> **Passage provided**
● ● ● ● ●

The lesk-definitions-with-phrase-filter baseline is the lesk-definitions baseline coupled with the phrase filter pre-processor.
(comparable to All-words systems)

The commonest baseline is computed by choosing the most frequent of the training-corpus sense tags that match a particular test word's root form and part of speech. If the part of speech is not known (as is the case in the -p files), all senses for that word, regardless of part of speech, are considered. The frequency calculation ignores cases involving multiple sense tags; the only sense tags that are counted are those that occur alone with an ambiguous training-corpus word, not those that occur together with a proper-noun tag, an UNASSIGNABLE tag or another dictionary sense tag. The commonest baseline abstains from guessing on the words for which no training-data sense tag frequencies are available.
(comparable to Supervised-training systems)

The commonest-for-inflected baseline guesses the training-corpus sense tags that occur most often with the inflected form of the test word that is to be disambiguated, and that match the part of speech of the test word (if this known). No analysis of the word form is undertaken, nor is any case correction done for words that are capitalized, either because they occur at the start of a sentence or for other reasons. If the part of speech is not known (as is the case in the -p files), all senses for that word, regardless of part of speech, are considered. This baseline does not make a guess if corpus sense-tag frequencies for a word are not available.
(comparable to Supervised-training systems)

The commonest-for-inflected-with-phrase-filter baseline is the commonest-for-inflected baseline coupled with the phrase filter pre-processor.
(comparable to Supervised-training systems)

● ● ● ● ●

> **Supplied data**
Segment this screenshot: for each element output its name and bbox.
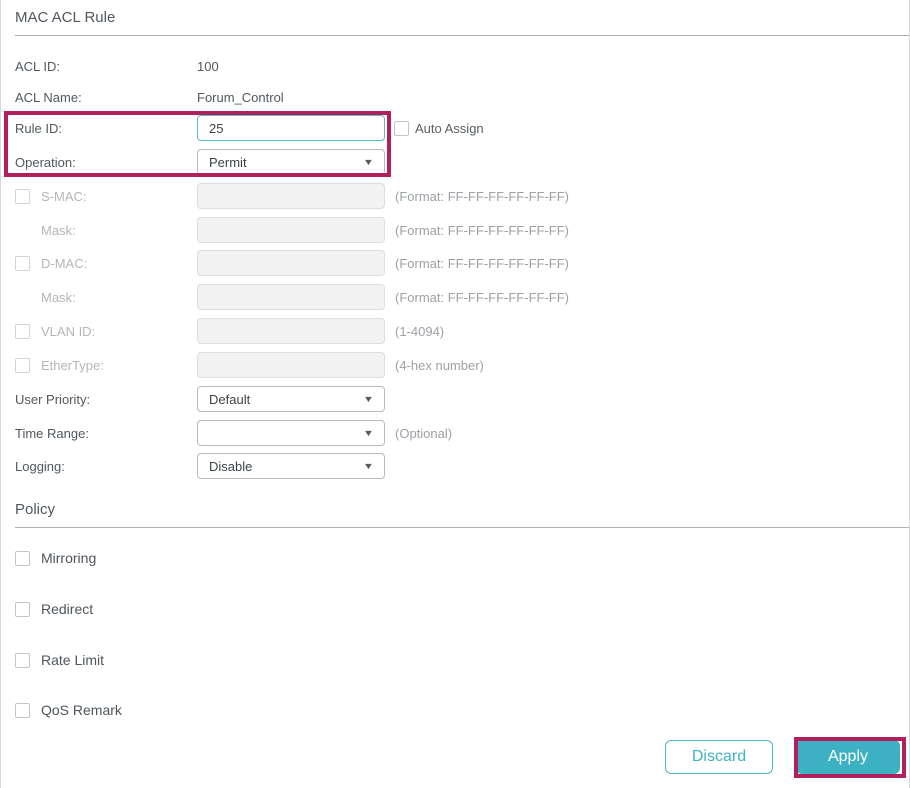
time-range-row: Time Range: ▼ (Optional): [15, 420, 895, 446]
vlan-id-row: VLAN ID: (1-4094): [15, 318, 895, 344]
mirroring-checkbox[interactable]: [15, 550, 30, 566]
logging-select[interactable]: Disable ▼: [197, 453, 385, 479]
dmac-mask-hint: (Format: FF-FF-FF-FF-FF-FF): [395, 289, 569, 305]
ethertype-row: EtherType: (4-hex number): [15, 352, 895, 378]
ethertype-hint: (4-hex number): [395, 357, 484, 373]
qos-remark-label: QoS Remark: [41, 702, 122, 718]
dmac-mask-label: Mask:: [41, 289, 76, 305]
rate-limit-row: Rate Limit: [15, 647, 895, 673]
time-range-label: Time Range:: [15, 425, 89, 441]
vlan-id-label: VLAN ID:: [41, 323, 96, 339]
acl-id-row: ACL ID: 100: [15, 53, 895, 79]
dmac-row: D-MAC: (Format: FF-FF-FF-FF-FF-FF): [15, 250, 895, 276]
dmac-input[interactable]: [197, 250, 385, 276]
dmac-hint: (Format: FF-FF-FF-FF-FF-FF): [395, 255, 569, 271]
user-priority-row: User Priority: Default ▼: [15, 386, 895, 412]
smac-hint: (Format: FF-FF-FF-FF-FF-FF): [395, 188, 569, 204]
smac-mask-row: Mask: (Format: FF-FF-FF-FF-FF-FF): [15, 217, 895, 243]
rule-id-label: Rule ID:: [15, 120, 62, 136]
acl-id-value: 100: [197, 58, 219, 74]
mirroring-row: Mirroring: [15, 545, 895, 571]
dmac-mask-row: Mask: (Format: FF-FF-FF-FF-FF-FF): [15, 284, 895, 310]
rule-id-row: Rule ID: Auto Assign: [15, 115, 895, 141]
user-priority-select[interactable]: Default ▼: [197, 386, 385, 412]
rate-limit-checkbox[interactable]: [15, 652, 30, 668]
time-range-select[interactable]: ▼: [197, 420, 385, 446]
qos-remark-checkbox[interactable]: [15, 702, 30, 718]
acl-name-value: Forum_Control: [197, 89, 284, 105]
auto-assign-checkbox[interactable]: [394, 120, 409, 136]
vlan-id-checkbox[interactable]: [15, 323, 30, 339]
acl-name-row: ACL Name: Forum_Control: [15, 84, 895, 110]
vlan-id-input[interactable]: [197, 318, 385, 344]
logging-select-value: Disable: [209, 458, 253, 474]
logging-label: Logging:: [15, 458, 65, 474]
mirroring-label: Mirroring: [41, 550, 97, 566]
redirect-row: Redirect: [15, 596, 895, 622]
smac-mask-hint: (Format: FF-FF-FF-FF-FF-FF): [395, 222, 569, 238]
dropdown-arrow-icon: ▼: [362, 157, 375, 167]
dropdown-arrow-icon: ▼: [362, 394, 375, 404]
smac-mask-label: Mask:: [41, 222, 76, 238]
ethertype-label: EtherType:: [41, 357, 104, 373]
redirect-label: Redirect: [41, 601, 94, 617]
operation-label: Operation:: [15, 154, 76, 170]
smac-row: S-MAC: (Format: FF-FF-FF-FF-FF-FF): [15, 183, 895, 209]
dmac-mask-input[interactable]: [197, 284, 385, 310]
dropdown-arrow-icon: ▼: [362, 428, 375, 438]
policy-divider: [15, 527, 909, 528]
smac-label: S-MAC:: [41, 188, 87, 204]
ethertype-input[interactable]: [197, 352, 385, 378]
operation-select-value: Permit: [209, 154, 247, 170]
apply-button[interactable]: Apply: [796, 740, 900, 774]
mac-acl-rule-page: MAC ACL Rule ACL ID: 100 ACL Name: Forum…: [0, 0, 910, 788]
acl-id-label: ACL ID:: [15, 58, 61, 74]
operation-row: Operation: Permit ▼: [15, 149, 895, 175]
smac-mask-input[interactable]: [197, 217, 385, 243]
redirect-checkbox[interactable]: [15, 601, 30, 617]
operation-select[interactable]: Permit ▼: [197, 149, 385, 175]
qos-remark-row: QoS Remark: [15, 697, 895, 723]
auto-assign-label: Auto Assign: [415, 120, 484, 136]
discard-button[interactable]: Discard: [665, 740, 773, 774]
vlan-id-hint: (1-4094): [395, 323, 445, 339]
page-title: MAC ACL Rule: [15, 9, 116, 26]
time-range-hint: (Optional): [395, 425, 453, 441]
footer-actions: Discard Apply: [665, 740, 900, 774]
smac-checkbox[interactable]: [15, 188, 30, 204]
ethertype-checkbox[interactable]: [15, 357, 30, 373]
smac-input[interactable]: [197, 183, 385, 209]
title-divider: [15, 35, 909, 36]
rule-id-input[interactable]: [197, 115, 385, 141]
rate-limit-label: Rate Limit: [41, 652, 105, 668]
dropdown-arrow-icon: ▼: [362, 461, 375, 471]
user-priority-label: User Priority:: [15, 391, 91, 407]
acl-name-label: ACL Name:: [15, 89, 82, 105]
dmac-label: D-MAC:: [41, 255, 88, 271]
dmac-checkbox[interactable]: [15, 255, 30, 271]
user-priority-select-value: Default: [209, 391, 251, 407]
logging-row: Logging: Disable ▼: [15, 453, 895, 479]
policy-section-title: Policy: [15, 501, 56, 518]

● ● ● ● ●

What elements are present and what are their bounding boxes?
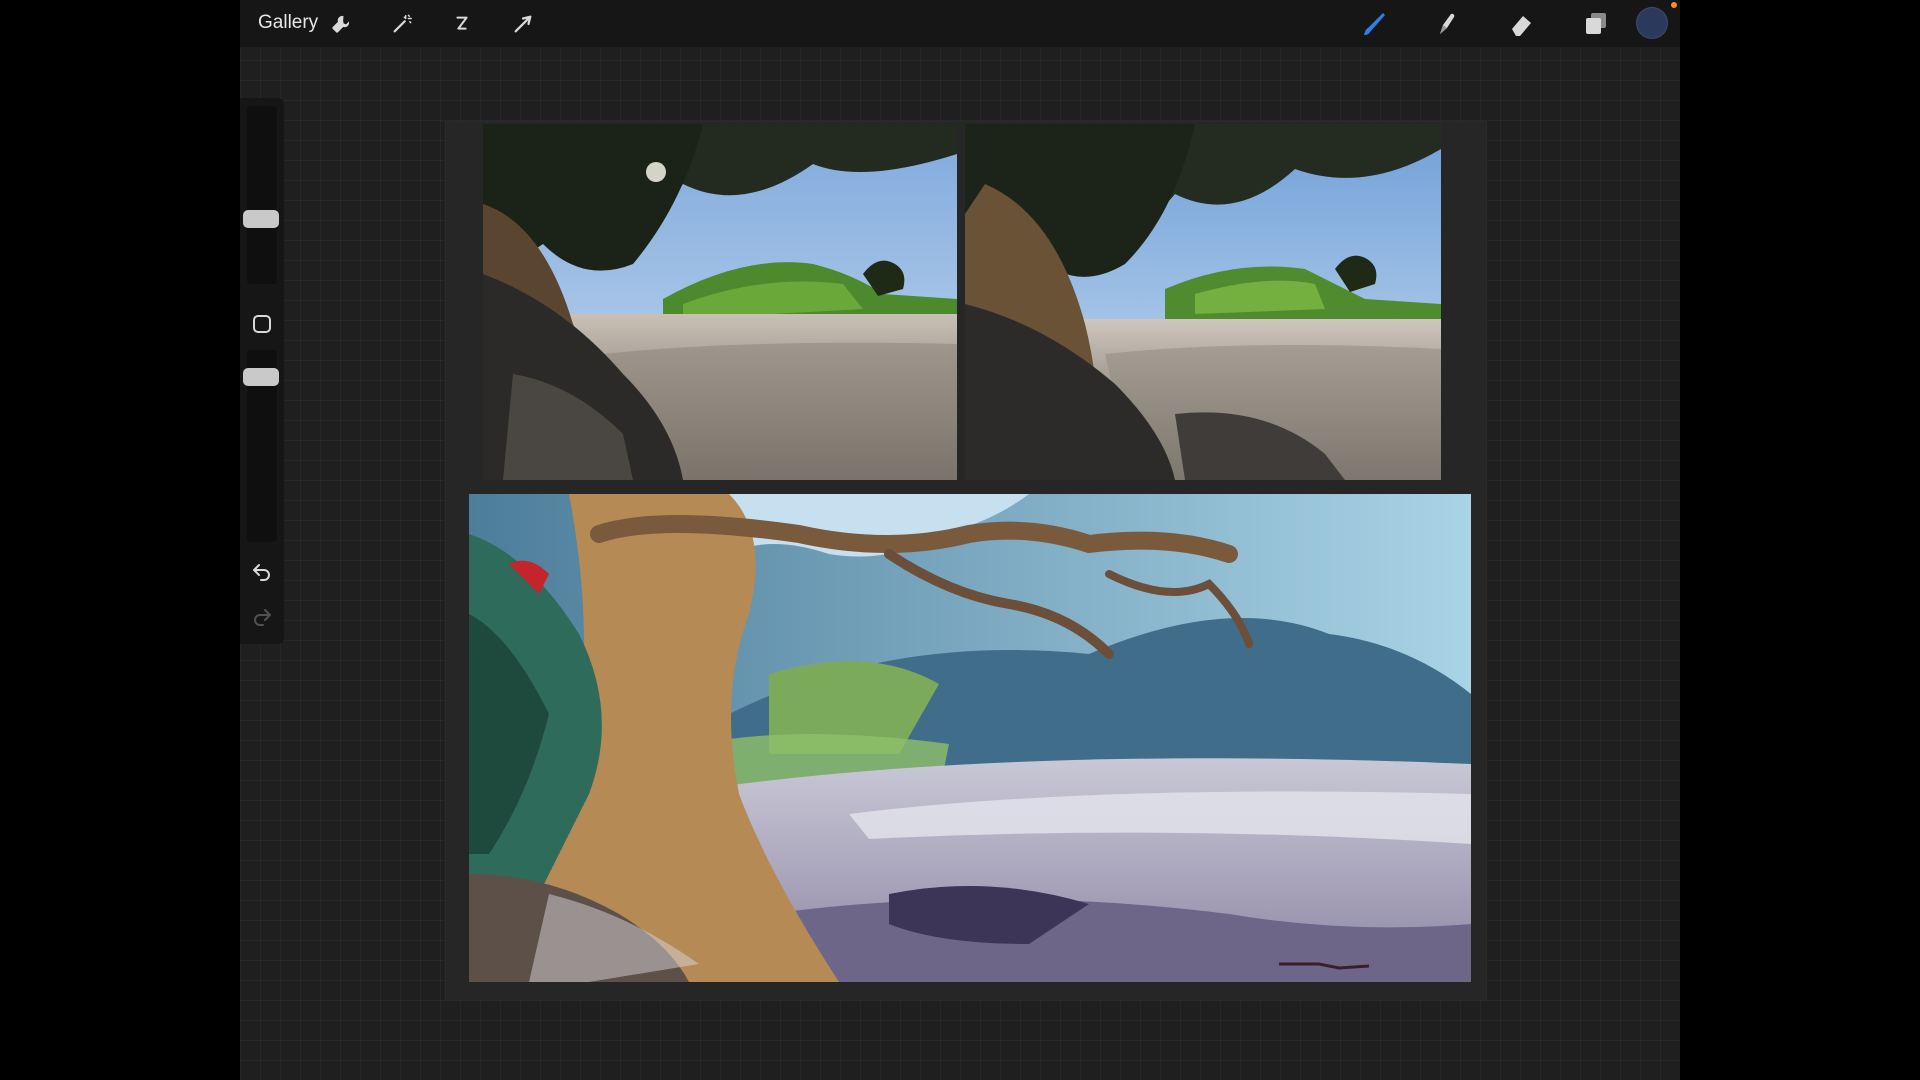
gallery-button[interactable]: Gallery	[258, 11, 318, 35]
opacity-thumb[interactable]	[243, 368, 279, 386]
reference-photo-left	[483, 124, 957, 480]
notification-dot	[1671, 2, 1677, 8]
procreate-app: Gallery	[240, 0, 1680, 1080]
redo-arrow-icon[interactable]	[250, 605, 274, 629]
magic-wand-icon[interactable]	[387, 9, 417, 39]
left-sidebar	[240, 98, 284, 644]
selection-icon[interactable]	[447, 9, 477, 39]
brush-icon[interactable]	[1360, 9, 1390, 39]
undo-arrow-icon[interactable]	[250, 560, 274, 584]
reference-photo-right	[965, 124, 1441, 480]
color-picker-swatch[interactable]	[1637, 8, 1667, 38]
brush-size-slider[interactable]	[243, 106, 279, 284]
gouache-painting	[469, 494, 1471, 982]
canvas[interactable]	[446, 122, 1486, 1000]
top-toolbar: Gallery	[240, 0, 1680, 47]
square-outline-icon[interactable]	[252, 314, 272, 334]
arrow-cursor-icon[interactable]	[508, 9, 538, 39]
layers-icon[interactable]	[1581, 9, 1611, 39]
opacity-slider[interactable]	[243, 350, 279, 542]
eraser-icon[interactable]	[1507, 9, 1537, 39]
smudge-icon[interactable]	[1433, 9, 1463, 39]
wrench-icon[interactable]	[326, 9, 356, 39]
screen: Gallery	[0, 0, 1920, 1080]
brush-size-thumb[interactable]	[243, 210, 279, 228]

● ● ● ● ●

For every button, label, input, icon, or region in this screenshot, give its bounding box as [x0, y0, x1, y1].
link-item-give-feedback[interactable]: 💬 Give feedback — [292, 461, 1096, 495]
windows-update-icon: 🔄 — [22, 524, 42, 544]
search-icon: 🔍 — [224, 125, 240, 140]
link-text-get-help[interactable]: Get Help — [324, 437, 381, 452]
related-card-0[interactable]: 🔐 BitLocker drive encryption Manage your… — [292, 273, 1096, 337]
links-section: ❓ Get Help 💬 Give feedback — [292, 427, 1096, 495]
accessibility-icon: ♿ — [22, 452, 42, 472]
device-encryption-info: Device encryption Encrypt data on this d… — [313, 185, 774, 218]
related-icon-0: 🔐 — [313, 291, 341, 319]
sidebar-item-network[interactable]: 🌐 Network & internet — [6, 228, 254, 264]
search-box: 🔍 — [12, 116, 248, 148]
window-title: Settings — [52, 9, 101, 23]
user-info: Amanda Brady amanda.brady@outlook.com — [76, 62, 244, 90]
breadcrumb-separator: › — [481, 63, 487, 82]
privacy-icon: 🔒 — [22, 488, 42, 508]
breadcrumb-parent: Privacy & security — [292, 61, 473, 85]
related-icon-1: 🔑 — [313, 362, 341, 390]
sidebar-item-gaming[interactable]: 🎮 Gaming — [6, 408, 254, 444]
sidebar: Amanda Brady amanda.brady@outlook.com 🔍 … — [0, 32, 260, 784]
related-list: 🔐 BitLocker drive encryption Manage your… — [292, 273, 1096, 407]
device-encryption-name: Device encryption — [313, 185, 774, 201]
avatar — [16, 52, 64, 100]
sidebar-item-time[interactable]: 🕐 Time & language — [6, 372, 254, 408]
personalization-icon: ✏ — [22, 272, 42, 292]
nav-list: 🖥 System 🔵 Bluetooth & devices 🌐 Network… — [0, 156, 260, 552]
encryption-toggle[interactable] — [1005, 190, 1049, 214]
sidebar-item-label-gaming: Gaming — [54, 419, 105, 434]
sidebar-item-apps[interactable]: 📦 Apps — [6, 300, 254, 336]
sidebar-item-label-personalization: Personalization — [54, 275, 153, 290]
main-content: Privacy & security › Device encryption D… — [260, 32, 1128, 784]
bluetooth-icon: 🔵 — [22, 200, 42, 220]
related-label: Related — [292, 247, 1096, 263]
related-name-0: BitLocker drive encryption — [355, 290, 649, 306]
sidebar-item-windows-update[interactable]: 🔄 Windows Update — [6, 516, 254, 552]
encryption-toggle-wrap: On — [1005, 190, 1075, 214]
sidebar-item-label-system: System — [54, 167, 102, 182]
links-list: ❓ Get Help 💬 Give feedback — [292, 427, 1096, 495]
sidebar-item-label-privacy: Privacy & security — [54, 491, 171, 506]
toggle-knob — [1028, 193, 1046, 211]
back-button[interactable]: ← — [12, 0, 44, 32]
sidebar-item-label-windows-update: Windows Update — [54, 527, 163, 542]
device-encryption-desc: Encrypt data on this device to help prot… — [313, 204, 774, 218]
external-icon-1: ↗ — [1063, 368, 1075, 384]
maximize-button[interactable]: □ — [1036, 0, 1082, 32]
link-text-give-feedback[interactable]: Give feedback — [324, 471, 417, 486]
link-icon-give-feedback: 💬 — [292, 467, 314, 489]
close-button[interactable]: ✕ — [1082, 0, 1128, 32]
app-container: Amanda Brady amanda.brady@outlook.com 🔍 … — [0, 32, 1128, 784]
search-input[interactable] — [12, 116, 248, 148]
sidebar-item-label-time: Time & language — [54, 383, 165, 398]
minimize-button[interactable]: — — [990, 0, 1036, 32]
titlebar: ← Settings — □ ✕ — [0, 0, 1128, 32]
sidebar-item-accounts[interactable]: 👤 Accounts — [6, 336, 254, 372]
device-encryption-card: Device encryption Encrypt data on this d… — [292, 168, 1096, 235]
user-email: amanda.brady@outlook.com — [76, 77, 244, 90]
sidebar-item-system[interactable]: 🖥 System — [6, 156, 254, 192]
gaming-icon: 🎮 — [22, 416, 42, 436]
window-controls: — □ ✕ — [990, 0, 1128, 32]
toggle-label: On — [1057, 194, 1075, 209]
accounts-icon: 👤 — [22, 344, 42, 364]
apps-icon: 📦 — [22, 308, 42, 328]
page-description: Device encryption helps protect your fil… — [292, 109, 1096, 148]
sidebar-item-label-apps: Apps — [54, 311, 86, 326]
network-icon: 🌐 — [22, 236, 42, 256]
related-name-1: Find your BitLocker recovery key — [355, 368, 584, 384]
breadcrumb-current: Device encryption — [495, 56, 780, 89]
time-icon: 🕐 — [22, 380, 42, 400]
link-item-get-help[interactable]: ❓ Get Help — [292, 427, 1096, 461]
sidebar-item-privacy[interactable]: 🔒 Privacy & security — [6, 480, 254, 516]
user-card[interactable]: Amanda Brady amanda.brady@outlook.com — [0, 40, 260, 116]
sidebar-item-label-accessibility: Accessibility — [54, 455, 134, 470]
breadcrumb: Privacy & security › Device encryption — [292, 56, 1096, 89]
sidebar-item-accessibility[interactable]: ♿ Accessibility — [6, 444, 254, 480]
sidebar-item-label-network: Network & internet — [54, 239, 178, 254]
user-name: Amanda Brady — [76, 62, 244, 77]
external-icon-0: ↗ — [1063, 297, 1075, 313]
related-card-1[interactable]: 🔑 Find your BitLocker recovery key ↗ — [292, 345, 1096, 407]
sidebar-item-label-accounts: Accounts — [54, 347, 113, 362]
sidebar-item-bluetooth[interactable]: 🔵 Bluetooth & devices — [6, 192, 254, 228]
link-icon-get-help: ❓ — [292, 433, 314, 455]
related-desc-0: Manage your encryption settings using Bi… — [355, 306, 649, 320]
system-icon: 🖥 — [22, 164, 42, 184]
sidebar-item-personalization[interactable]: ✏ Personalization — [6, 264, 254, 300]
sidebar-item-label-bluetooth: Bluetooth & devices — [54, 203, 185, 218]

● ● ● ● ●

> **Exercise tasks**
1. Answer these about the passage on disambiguation baselines:
(a) What does the commonest baseline do with words that have no training-data sense tag frequencies?
(b) What case correction does the commonest-for-inflected baseline do for capitalized words?
(c) What is the commonest-for-inflected-with-phrase-filter baseline made of?
2. Please carry the passage on disambiguation baselines further, beginning after its final line.
The records were drawn from a source separate from the passage on disambiguation baselines.

> **Outputs by task**
1.
(a) It abstains from guessing on them.
(b) None is done.
(c) The commonest-for-inflected baseline coupled with the phrase filter pre-processor.

2.
The lesk-plus-corpus baseline is like the lesk baseline, but it also considers information about the collocates of sense-tagged words in the training corpus. For each word in the sentence containing the test item, this baseline not only tests whether that word occurs in the dictionary entry for a candidate sense, but also checks to see if it appears in the same sentence as one of the instances of that sense in the training corpus. Words are weighted by their inverse document frequency in both the dictionary and the training corpus (where each definition or example in the dictionary is counted as one separate document, and also each set of training-corpus contexts for a sense tag is counted as a single additional document). For sense tags which do not appear in the training corpus, the baseline reverts to the strategy of the unsupervised lesk algorithm, but with the benefit of corpus-derived inverse document frequency weights for words.
(comparable to Supervised-training systems)

The lesk-plus-corpus-with-phrase-filter baseline is the lesk-plus-corpus baseline coupled with the phrase filter pre-processor.
(comparable to Supervised-training systems)

For more details, please see http://www.cis.upenn.edu/~josephr/senseval-results.ps.gz.

Human performance

There is one set of scores for each task corresponding to the annotations made by the human lexicographers who initially marked up the test corpus (independently of the construction of the gold standard). This should give a rough idea of the human performance on each task. In general, human performance figures are higher than those typically reported in the sense-disambiguation literature, but these results may not be meaningfully comparable to those of other experiments. Therefore, unwarranted significance should not be read into these figures.

Task summaries

A list of task summaries for the main task and each of the subtasks in the evaluation can be found below. Along with each summary, detailed results for the task are also reported.

Average system results are unweighted, that is, each system counts equally towards the average for a task, no matter how many or few items from the task that system attempts. Best and worst system results are ranked by precision; recall measures are only used for secondary ranking in case of a tie in the precision ranking. The best (or worst) system on a particular task under one scoring method may not be the same as the best (or worst) system under another scoring method. Therefore, the three scores in the best-system (or worst-system) row (for fine-grained, mixed-grained and coarse-grained scoring) do not necessarily all belong to the same system.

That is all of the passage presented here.